▽
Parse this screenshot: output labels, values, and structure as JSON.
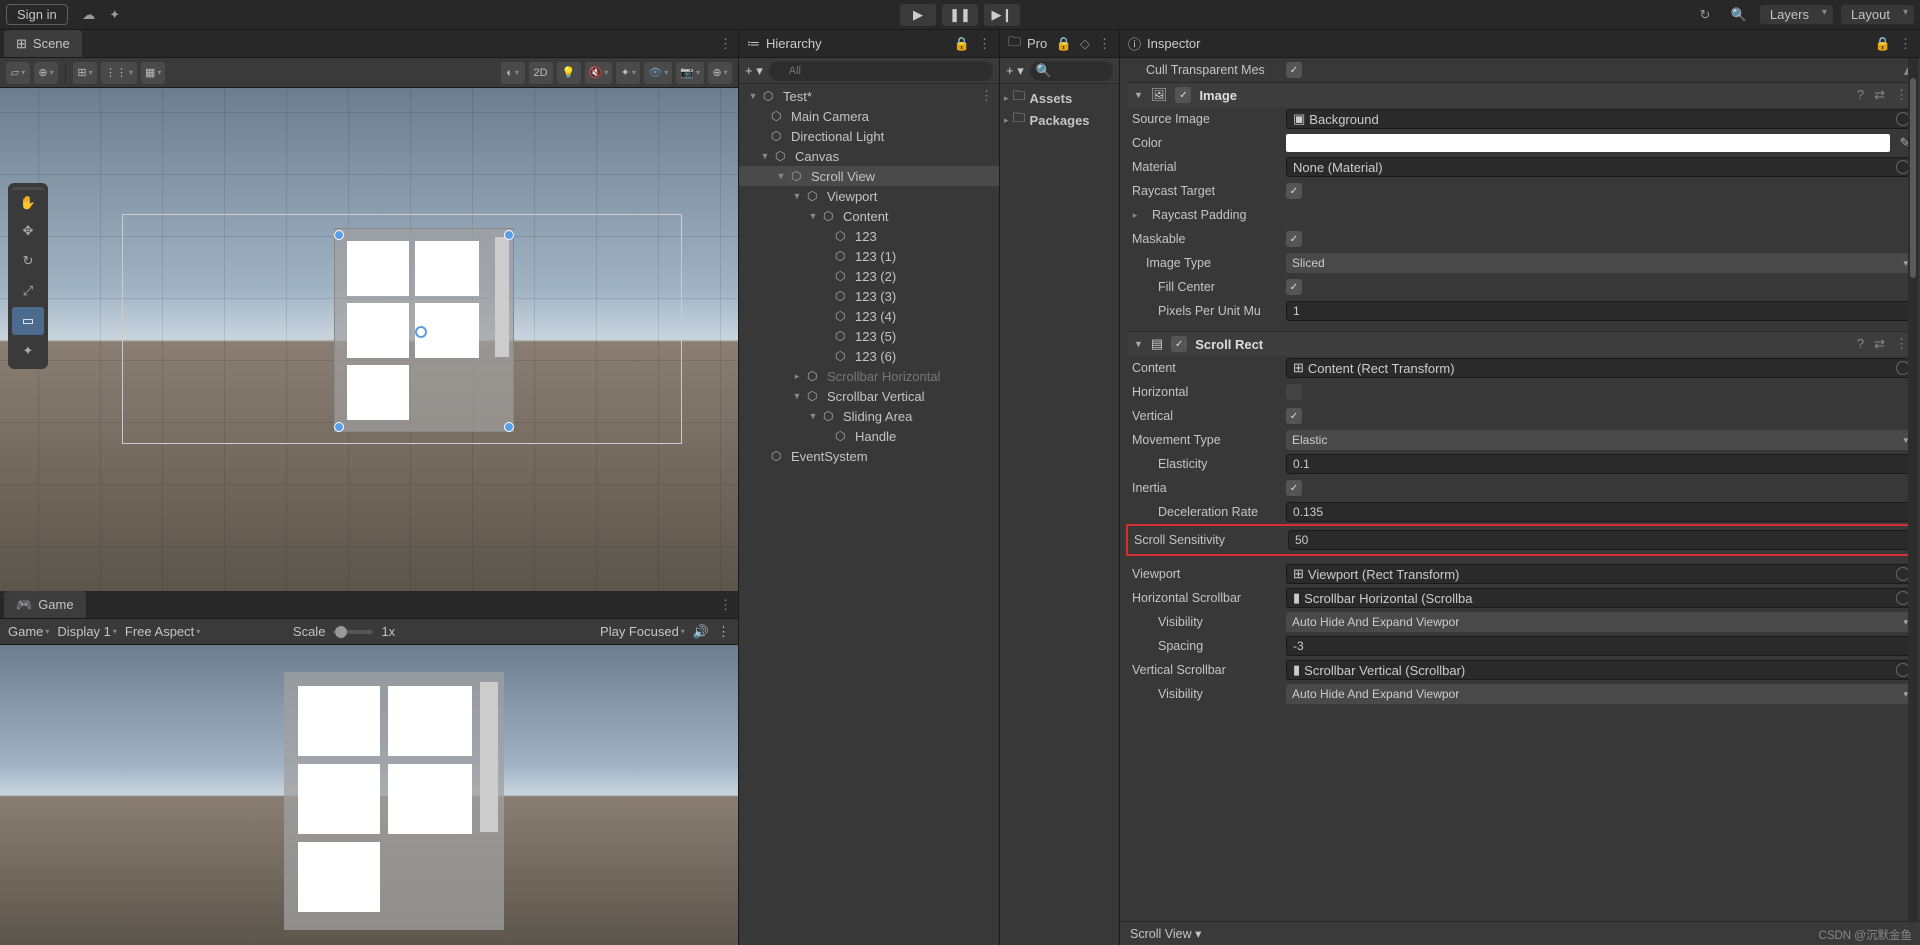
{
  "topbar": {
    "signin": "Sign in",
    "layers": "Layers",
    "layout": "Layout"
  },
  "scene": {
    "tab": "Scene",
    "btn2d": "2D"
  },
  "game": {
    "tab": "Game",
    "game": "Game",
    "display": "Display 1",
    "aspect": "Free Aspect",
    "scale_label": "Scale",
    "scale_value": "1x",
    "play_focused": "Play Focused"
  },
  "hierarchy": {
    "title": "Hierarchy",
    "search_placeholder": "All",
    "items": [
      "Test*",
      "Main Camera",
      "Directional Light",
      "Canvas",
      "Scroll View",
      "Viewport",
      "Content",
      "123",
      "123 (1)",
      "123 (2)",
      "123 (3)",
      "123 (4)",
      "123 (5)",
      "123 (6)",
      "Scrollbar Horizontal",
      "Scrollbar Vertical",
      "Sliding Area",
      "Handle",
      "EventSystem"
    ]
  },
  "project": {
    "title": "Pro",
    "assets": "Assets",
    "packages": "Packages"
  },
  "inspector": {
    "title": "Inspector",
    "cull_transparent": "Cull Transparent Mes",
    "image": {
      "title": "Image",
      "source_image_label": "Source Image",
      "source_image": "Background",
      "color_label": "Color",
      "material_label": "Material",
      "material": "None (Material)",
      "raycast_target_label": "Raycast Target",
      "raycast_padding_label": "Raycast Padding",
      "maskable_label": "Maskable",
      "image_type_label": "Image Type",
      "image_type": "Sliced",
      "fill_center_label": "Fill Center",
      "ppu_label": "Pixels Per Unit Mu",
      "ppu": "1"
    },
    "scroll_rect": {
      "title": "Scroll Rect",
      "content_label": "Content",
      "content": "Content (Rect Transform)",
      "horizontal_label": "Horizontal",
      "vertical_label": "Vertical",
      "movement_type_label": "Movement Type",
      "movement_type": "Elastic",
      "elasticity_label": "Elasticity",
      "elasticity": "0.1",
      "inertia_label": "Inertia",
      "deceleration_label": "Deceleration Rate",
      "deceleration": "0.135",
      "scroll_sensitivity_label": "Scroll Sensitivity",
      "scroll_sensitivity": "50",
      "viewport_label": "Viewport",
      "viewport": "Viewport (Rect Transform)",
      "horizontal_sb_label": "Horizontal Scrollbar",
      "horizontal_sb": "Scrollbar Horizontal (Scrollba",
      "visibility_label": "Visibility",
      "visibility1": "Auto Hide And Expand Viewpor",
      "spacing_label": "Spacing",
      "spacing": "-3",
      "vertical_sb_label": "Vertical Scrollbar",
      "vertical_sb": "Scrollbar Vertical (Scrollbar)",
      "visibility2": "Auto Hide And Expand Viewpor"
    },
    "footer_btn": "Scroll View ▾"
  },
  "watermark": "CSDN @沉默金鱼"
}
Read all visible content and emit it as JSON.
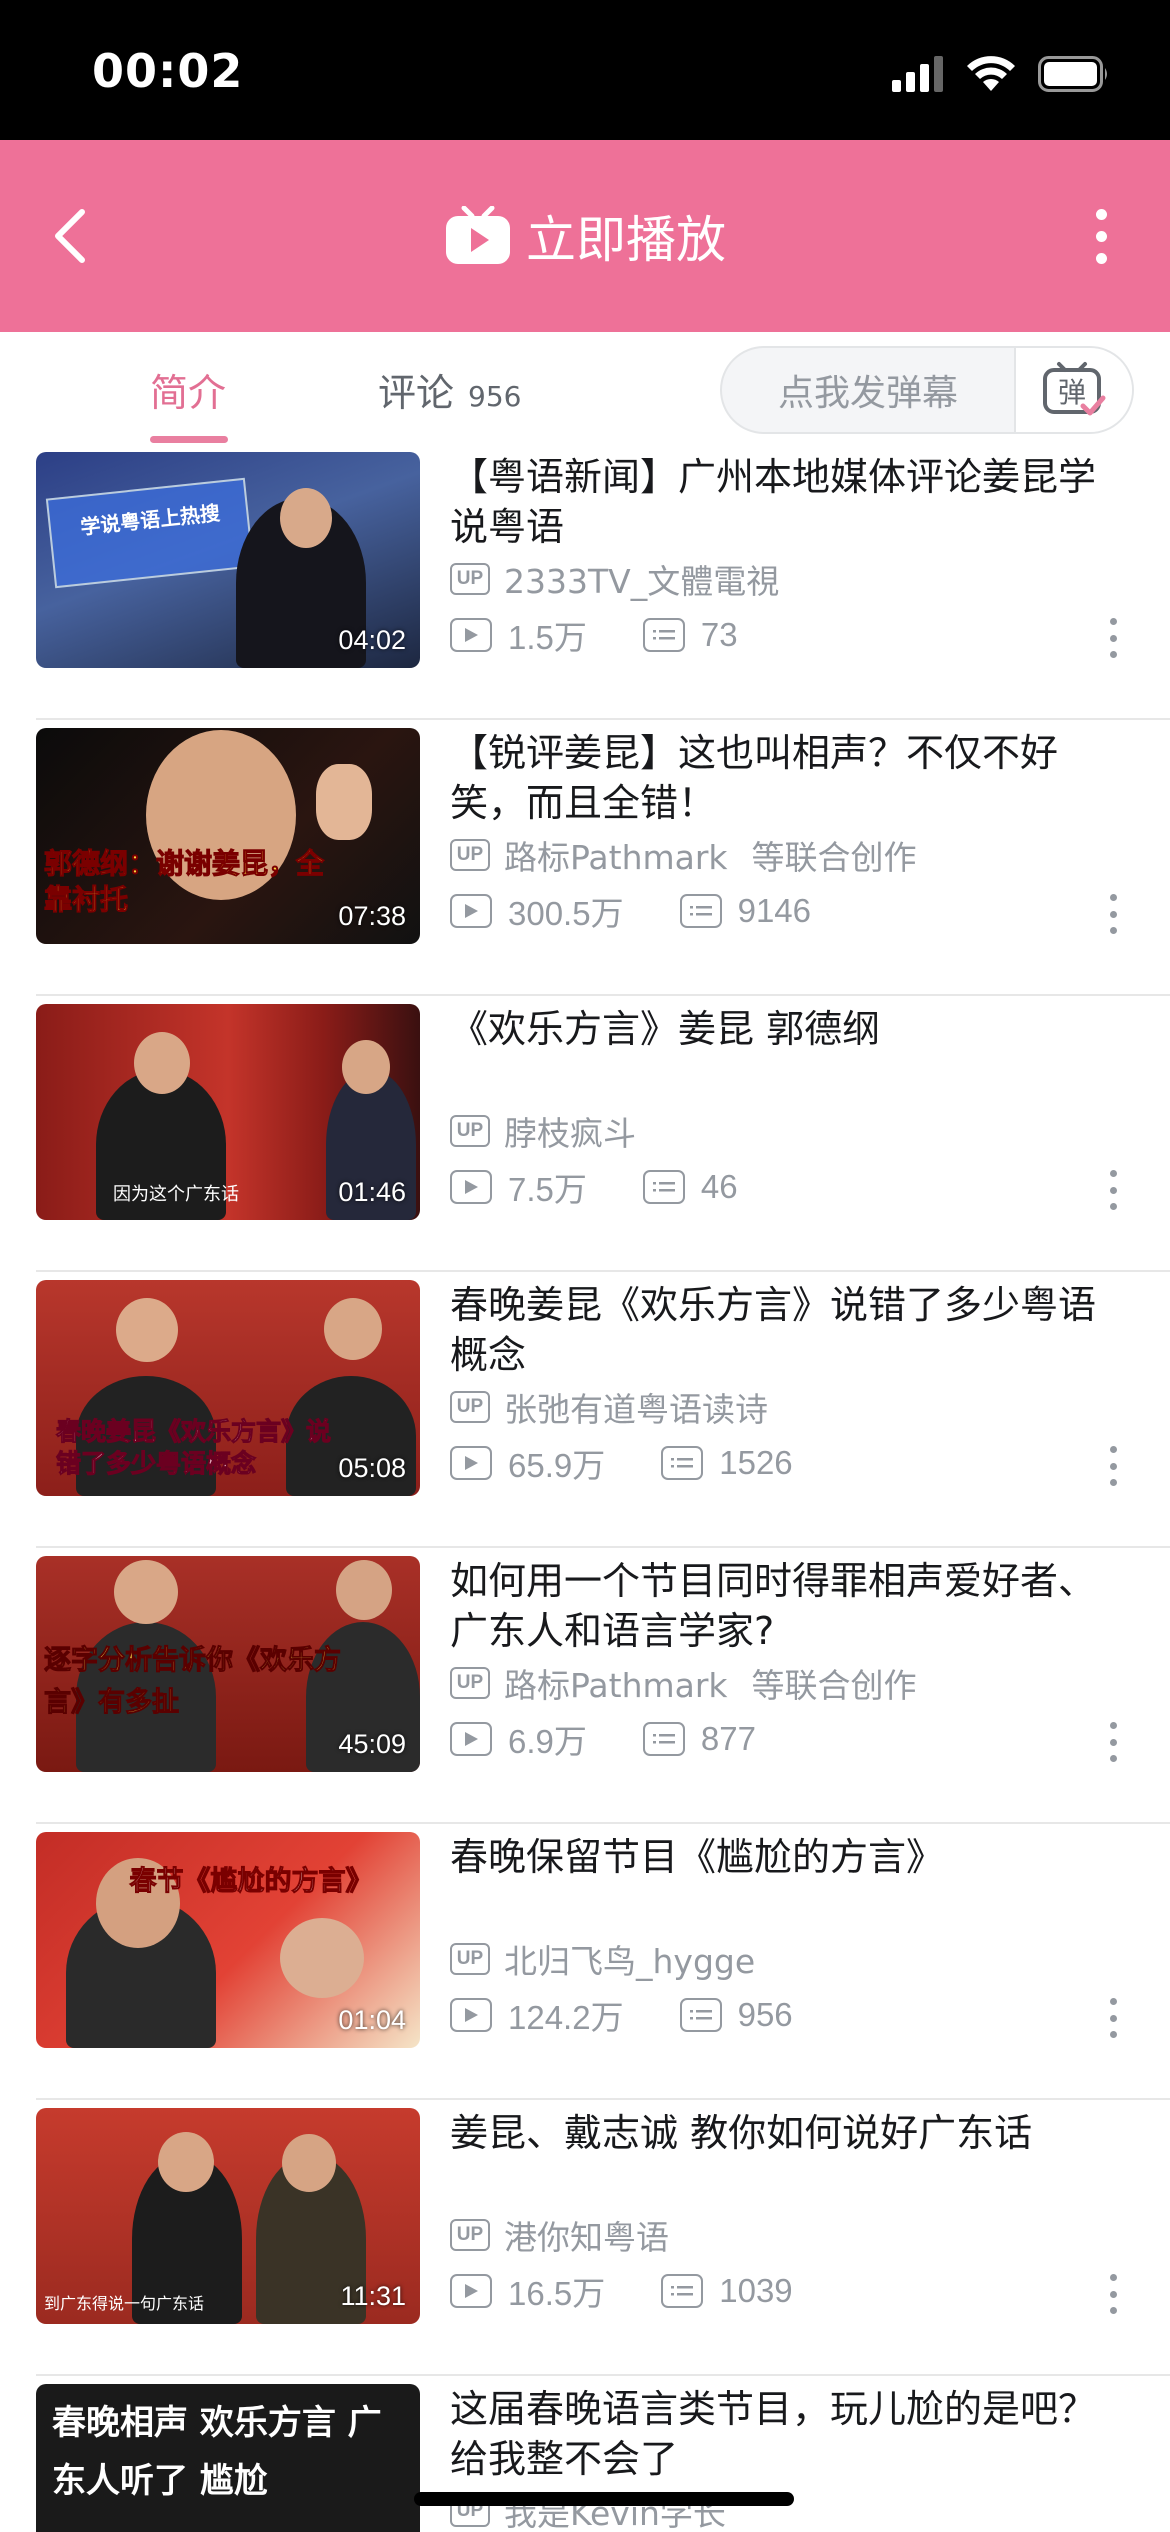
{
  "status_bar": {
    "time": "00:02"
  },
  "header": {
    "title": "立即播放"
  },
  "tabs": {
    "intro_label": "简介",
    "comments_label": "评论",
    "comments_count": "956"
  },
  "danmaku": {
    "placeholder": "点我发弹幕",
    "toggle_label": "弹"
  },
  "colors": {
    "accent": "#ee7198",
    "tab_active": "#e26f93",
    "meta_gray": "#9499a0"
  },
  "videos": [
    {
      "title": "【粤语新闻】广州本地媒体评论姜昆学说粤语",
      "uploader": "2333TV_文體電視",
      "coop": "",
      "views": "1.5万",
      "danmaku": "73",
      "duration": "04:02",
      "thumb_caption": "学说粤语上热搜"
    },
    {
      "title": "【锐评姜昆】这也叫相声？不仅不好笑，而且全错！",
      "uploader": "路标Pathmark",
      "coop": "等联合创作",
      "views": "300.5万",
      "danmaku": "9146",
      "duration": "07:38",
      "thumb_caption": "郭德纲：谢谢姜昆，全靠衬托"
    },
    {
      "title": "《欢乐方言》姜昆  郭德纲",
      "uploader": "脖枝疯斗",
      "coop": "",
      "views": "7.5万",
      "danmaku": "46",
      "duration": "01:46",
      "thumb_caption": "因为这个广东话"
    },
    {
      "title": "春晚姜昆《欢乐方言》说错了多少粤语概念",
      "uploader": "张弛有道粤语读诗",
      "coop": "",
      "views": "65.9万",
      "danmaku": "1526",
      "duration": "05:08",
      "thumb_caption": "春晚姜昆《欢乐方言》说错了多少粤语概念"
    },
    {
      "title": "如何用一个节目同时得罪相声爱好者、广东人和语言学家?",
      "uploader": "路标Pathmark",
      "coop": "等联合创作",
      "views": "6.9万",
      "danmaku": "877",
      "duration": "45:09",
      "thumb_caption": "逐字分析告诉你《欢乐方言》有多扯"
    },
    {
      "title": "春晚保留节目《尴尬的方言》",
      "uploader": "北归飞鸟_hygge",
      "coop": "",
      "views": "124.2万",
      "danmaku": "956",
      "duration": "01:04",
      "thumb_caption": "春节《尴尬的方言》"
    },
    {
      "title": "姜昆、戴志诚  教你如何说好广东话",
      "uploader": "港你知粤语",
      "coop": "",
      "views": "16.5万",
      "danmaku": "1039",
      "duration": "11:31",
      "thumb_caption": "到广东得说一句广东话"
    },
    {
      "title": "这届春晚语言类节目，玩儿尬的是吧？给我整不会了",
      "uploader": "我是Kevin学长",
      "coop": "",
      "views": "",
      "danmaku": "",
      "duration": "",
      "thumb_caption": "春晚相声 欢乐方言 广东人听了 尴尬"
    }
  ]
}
△
▽
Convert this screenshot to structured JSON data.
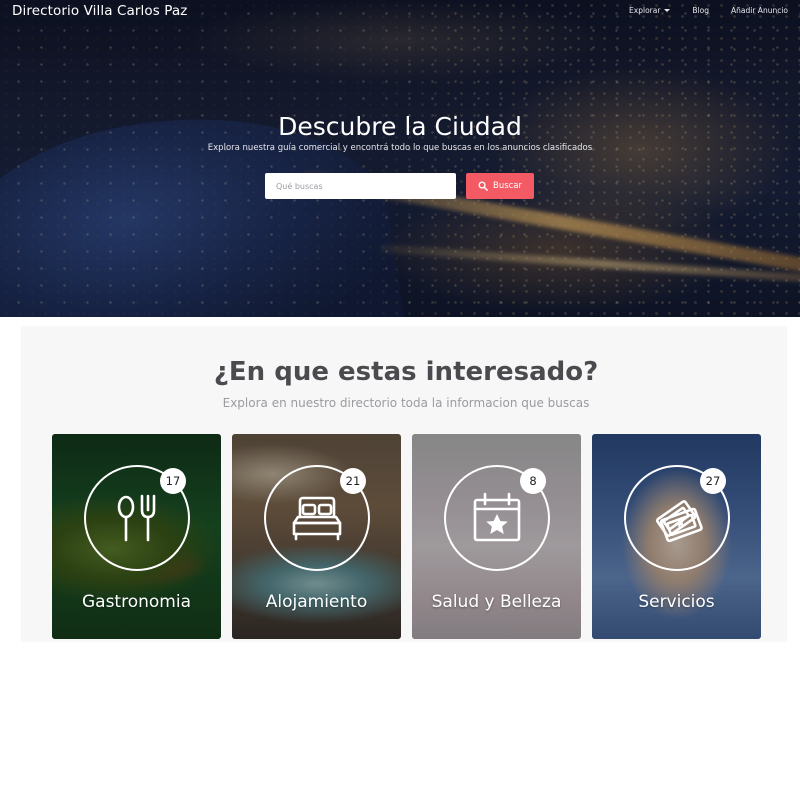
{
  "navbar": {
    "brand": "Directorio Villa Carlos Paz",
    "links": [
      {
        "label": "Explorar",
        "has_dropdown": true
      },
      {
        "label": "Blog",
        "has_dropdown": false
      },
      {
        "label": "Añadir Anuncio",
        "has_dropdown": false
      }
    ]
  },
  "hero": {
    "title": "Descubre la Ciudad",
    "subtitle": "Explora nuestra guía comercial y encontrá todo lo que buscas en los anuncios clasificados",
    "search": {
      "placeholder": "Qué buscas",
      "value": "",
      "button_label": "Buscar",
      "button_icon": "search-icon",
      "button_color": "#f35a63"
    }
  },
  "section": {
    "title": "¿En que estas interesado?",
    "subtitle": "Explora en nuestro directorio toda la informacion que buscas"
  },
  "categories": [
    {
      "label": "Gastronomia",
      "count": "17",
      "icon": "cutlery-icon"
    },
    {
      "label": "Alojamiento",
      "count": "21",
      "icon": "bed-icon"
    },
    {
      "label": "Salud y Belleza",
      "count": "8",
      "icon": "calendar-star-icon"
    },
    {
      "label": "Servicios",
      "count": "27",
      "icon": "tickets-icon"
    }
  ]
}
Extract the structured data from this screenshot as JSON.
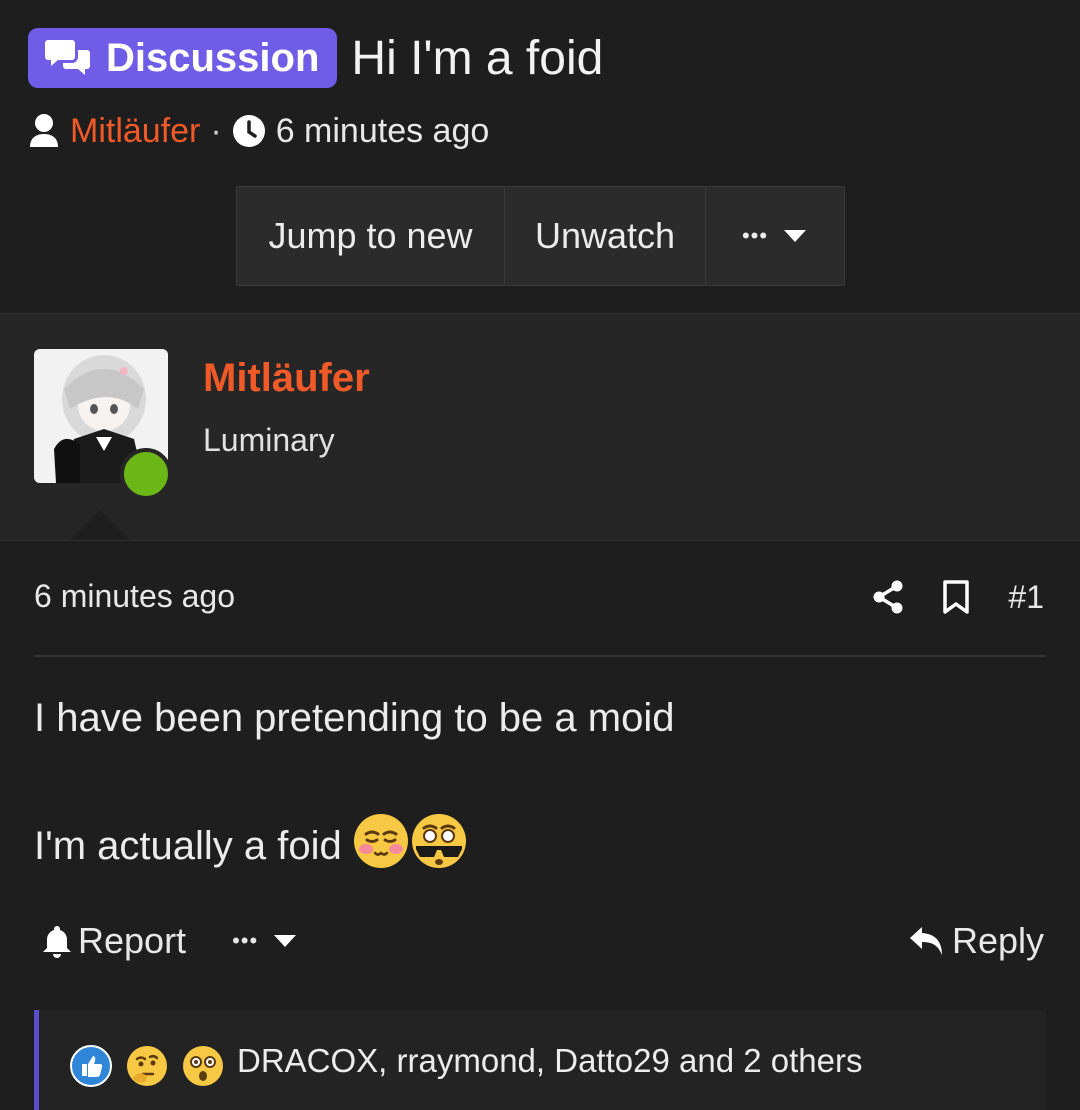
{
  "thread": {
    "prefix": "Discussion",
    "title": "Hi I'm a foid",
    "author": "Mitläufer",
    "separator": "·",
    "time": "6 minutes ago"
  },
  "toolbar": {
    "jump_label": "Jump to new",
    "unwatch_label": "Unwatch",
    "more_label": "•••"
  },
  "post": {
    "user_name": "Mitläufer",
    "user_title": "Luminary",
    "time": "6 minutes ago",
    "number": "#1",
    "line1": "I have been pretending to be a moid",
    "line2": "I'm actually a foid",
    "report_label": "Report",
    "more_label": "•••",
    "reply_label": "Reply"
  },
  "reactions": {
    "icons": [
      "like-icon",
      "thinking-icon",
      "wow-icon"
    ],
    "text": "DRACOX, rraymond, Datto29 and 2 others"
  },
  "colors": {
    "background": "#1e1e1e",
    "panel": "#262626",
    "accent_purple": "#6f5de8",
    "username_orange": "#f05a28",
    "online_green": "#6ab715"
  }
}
△
Display every line of the listing that contains the string "data".

* **FINISHED ANSWER**:
Convert this screenshot to structured JSON data.
Extract the structured data from this screenshot as JSON.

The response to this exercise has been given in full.